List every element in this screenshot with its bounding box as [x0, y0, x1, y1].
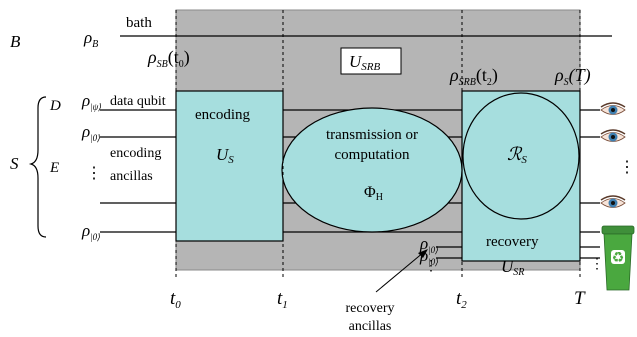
recovery-ancillas-arrow [375, 251, 425, 293]
time-label-t2: t2 [456, 288, 467, 311]
system-brace [28, 96, 47, 238]
vdots-right-2: ⋮ [590, 257, 604, 272]
vdots-left: ⋮ [86, 165, 102, 182]
rho-sb-t0: ρSB(t0) [147, 47, 190, 70]
u-s-label: US [216, 145, 234, 166]
recovery-ancillas-label-1: recovery [346, 301, 395, 316]
data-qubit-label: data qubit [110, 94, 166, 109]
transmission-label-1: transmission or [326, 127, 418, 143]
u-srb-box [340, 47, 402, 75]
vdots-right: ⋮ [619, 159, 635, 176]
encoding-ancillas-label-1: encoding [110, 146, 161, 161]
rho-s-T: ρS(T) [554, 65, 591, 88]
label-B: B [10, 32, 21, 51]
rho-srb-t2: ρSRB(t2) [449, 65, 498, 88]
svg-text:♻: ♻ [612, 250, 625, 266]
rho-0-b: ρ|0⟩ [81, 221, 101, 242]
phi-h-label: ΦH [364, 184, 383, 203]
rho-recovery-2: ρ|0⟩ [419, 246, 439, 267]
label-D: D [49, 98, 61, 114]
vdots-mid: ⋮ [424, 259, 438, 274]
recovery-ancillas-arrowhead [418, 249, 428, 258]
eye-icon [600, 129, 626, 142]
transmission-label-2: computation [335, 147, 410, 163]
transmission-ellipse [281, 107, 463, 233]
label-E: E [49, 160, 59, 176]
rho-recovery-1: ρ|0⟩ [419, 234, 439, 255]
rho-psi: ρ|ψ⟩ [81, 91, 102, 112]
time-label-T: T [574, 288, 586, 309]
rho-B: ρB [83, 28, 98, 50]
r-s-label: ℛS [507, 144, 527, 166]
eye-icon [600, 195, 626, 208]
encoding-box [175, 90, 284, 242]
eye-icon [600, 102, 626, 115]
rho-0-a: ρ|0⟩ [81, 122, 101, 143]
encoding-label: encoding [195, 107, 250, 123]
recovery-label: recovery [486, 234, 539, 250]
time-label-t1: t1 [277, 288, 288, 311]
recovery-ancillas-label-2: ancillas [349, 319, 392, 334]
u-sr-label: USR [501, 257, 524, 278]
recovery-circle [462, 92, 580, 220]
bath-label: bath [126, 15, 152, 31]
encoding-ancillas-label-2: ancillas [110, 169, 153, 184]
recycle-bin-icon: ♻ [601, 225, 635, 291]
label-S: S [10, 154, 19, 173]
time-label-t0: t0 [170, 288, 181, 311]
u-srb-label: USRB [349, 52, 381, 73]
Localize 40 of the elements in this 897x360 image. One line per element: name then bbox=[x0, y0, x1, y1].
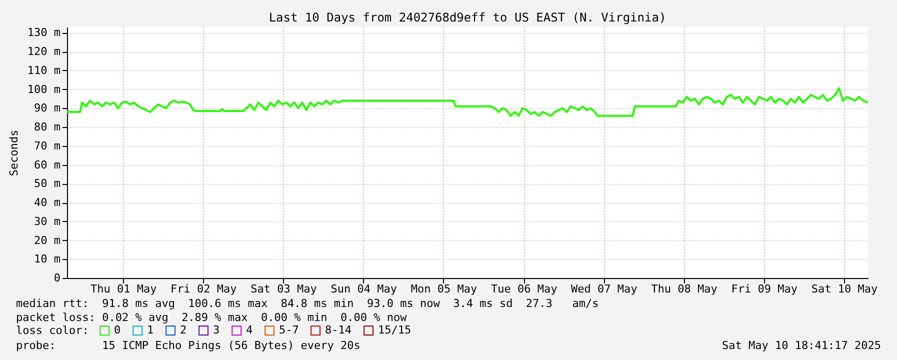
x-tick-label: Wed 07 May bbox=[571, 282, 638, 296]
legend-label: 2 bbox=[180, 324, 187, 337]
legend-label: 0 bbox=[114, 324, 121, 337]
text: packet loss: 0.02 % avg 2.89 % max 0.00 % min 0.00 % now bbox=[16, 311, 407, 324]
legend-label: 3 bbox=[213, 324, 220, 337]
y-tick-label: 90 m bbox=[34, 102, 61, 115]
y-tick-label: 10 m bbox=[34, 252, 61, 266]
x-tick-label: Thu 01 May bbox=[90, 282, 158, 296]
text: median rtt: 91.8 ms avg 100.6 ms max 84.8 ms min 93.0 ms now 3.4 ms sd 27.3 am/s bbox=[16, 297, 599, 310]
y-tick-label: 30 m bbox=[34, 214, 61, 228]
x-tick-label: Fri 02 May bbox=[170, 282, 238, 296]
y-tick-label: 110 m bbox=[27, 64, 61, 77]
y-tick-label: 100 m bbox=[27, 82, 61, 96]
y-tick-label: 120 m bbox=[27, 45, 61, 58]
y-axis-title: Seconds bbox=[7, 130, 20, 176]
x-tick-label: Thu 08 May bbox=[651, 282, 718, 296]
y-tick-label: 70 m bbox=[34, 139, 61, 152]
y-tick-label: 50 m bbox=[34, 177, 61, 190]
y-tick-label: 40 m bbox=[34, 196, 61, 210]
legend-title: loss color: bbox=[16, 324, 89, 337]
line-series bbox=[67, 87, 868, 117]
x-tick-label: Sat 10 May bbox=[811, 282, 878, 296]
text: Sat May 10 18:41:17 2025 bbox=[722, 339, 881, 352]
x-tick-label: Sat 03 May bbox=[250, 282, 318, 296]
x-tick-label: Sun 04 May bbox=[330, 282, 398, 296]
y-tick-label: 80 m bbox=[34, 120, 61, 134]
chart-title: Last 10 Days from 2402768d9eff to US EAST (N. Virginia) bbox=[268, 10, 666, 25]
legend-label: 4 bbox=[246, 324, 253, 337]
legend-label: 8-14 bbox=[325, 324, 352, 337]
text: probe: 15 ICMP Echo Pings (56 Bytes) every 20s bbox=[16, 339, 360, 352]
legend-label: 1 bbox=[147, 324, 154, 337]
y-tick-label: 60 m bbox=[34, 158, 61, 172]
y-tick-label: 130 m bbox=[27, 26, 61, 40]
y-tick-label: 0 bbox=[54, 272, 60, 284]
x-tick-label: Tue 06 May bbox=[490, 282, 558, 296]
legend-label: 5-7 bbox=[279, 324, 299, 337]
x-tick-label: Fri 09 May bbox=[731, 282, 798, 296]
legend-label: 15/15 bbox=[378, 324, 412, 337]
x-tick-label: Mon 05 May bbox=[410, 282, 478, 296]
y-tick-label: 20 m bbox=[34, 234, 61, 247]
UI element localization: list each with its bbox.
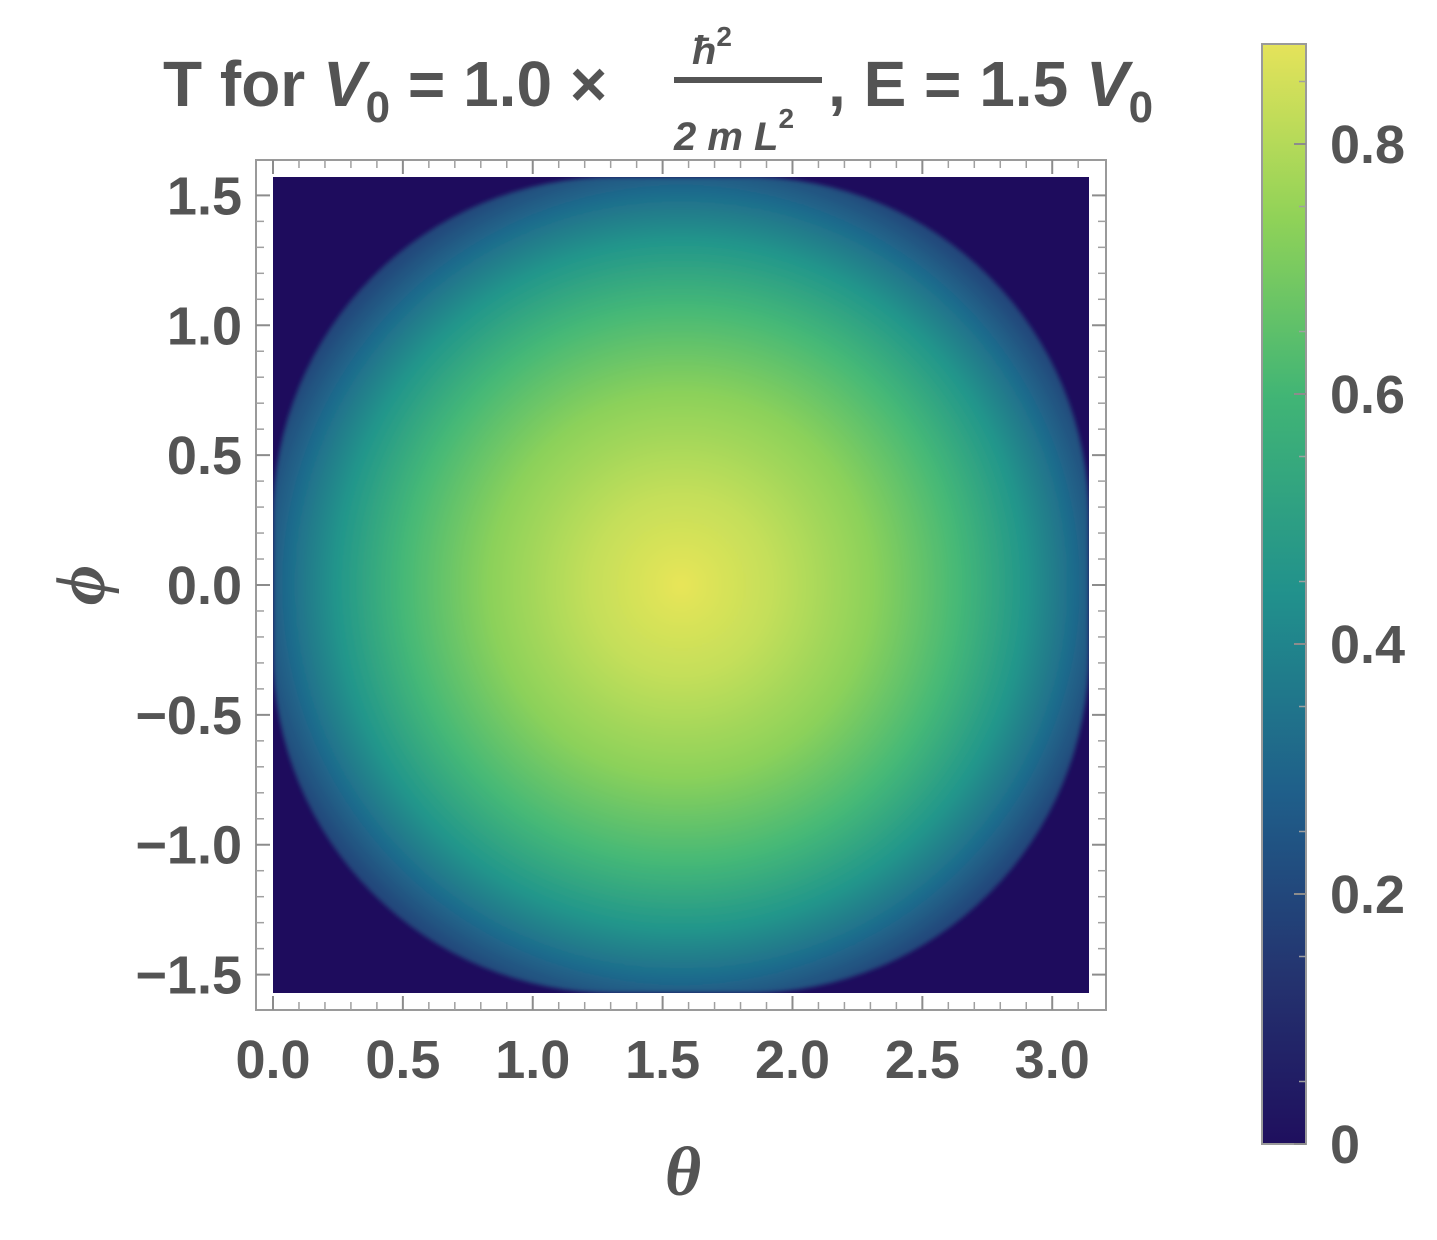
colorbar-tick-label: 0.4 [1330, 615, 1405, 675]
title-frac-num-sup: 2 [716, 21, 732, 52]
title-v0-symbol: V [323, 48, 371, 120]
x-tick-label: 0.5 [365, 1030, 440, 1090]
colorbar: 0.8 0.6 0.4 0.2 0 [1261, 43, 1405, 1175]
x-tick-labels: 0.0 0.5 1.0 1.5 2.0 2.5 3.0 [235, 1030, 1089, 1090]
title-v0-value: = 1.0 × [390, 48, 607, 120]
y-axis-label: ϕ [43, 565, 120, 606]
x-tick-label: 1.5 [625, 1030, 700, 1090]
x-axis-label: θ [665, 1134, 701, 1211]
heatmap-surface [273, 177, 1089, 993]
colorbar-tick-label: 0.6 [1330, 365, 1405, 425]
title-fraction-bar [674, 77, 822, 83]
svg-text:T for V0 = 1.0 ×: T for V0 = 1.0 × [163, 48, 607, 132]
title-v0-sub: 0 [366, 83, 390, 132]
title-e-sub: 0 [1129, 83, 1153, 132]
y-tick-label: −1.0 [135, 816, 242, 876]
title-frac-den: 2 m L [673, 115, 778, 159]
y-tick-label: −0.5 [135, 686, 242, 746]
title-fraction: ħ2 2 m L2 [673, 21, 822, 159]
axis-ticks [256, 160, 1106, 1010]
x-tick-label: 0.0 [235, 1030, 310, 1090]
colorbar-tick-label: 0.8 [1330, 115, 1405, 175]
colorbar-strip [1261, 43, 1307, 1145]
svg-text:, E = 1.5 V0: , E = 1.5 V0 [828, 48, 1153, 132]
y-tick-labels: 1.5 1.0 0.5 0.0 −0.5 −1.0 −1.5 [135, 166, 242, 1005]
y-tick-label: 1.5 [167, 166, 242, 226]
x-tick-label: 2.5 [885, 1030, 960, 1090]
y-tick-label: −1.5 [135, 946, 242, 1006]
y-tick-label: 1.0 [167, 296, 242, 356]
svg-text:ħ2: ħ2 [692, 21, 732, 73]
x-tick-label: 3.0 [1015, 1030, 1090, 1090]
y-tick-label: 0.0 [167, 556, 242, 616]
title-prefix: T for [163, 48, 323, 120]
svg-text:2 m L2: 2 m L2 [673, 103, 794, 159]
colorbar-tick-label: 0 [1330, 1115, 1360, 1175]
chart-title: T for V0 = 1.0 × ħ2 2 m L2 , E = 1.5 V0 [163, 21, 1153, 159]
title-frac-num: ħ [692, 29, 716, 73]
colorbar-tick-labels: 0.8 0.6 0.4 0.2 0 [1330, 115, 1405, 1175]
colorbar-tick-label: 0.2 [1330, 865, 1405, 925]
title-frac-den-sup: 2 [778, 103, 794, 134]
y-tick-label: 0.5 [167, 426, 242, 486]
x-tick-label: 1.0 [495, 1030, 570, 1090]
heatmap-field [273, 177, 1089, 993]
colorbar-ticks [1294, 80, 1306, 1145]
title-e-symbol: V [1086, 48, 1134, 120]
title-suffix: , E = 1.5 [828, 48, 1086, 120]
x-tick-label: 2.0 [755, 1030, 830, 1090]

++++++++++

**REQUIRED TASK**
Copy the items from the line with "colorbar-tick-label: 0.4 [1330, 615, 1405, 675]" through the line with "x-axis-label: θ [665, 1134, 701, 1211]", replacing "y-axis-label" with "vertical-axis-label" and changing nothing else.

**EXERCISE RESULT**
colorbar-tick-label: 0.4 [1330, 615, 1405, 675]
title-frac-num-sup: 2 [716, 21, 732, 52]
title-v0-symbol: V [323, 48, 371, 120]
x-tick-label: 0.5 [365, 1030, 440, 1090]
colorbar: 0.8 0.6 0.4 0.2 0 [1261, 43, 1405, 1175]
x-tick-labels: 0.0 0.5 1.0 1.5 2.0 2.5 3.0 [235, 1030, 1089, 1090]
title-v0-value: = 1.0 × [390, 48, 607, 120]
vertical-axis-label: ϕ [43, 565, 120, 606]
x-tick-label: 1.5 [625, 1030, 700, 1090]
x-axis-label: θ [665, 1134, 701, 1211]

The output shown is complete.